- [YOUR TASK] Check each line of the material. Copy those containing "VIII".

- [MATERIAL]
--- Start ---

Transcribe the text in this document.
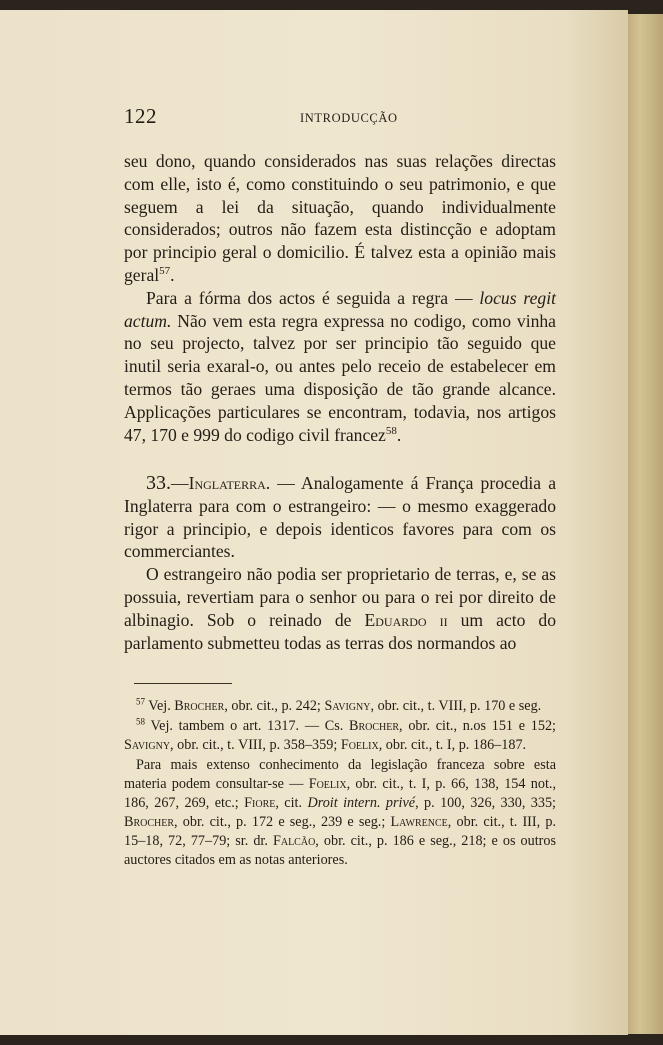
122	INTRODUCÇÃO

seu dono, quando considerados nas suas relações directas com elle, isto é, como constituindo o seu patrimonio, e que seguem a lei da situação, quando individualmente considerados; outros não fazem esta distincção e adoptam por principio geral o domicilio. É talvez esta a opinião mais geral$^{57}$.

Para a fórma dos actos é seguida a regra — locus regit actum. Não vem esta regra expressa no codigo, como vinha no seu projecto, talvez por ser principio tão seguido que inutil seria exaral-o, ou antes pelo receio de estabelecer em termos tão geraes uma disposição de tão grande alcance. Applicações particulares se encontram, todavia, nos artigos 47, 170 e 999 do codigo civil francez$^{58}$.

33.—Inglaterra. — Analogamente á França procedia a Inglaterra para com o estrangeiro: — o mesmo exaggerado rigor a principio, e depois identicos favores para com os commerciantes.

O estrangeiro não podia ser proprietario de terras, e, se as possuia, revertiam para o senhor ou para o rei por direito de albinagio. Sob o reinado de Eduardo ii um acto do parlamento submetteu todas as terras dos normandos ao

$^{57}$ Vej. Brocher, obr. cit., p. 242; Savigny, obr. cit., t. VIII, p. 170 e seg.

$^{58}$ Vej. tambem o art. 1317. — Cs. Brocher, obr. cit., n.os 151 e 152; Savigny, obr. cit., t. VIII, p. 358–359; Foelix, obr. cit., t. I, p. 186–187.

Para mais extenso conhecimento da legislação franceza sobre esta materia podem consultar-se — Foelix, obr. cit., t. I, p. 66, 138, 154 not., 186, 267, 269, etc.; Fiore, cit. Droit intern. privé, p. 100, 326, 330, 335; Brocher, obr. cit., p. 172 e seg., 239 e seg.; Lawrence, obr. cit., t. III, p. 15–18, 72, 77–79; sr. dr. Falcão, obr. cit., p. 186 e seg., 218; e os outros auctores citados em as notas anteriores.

--- End ---

- [RESULT FOR THIS TASK]
$^{57}$ Vej. Brocher, obr. cit., p. 242; Savigny, obr. cit., t. VIII, p. 170 e seg.
$^{58}$ Vej. tambem o art. 1317. — Cs. Brocher, obr. cit., n.os 151 e 152; Savigny, obr. cit., t. VIII, p. 358–359; Foelix, obr. cit., t. I, p. 186–187.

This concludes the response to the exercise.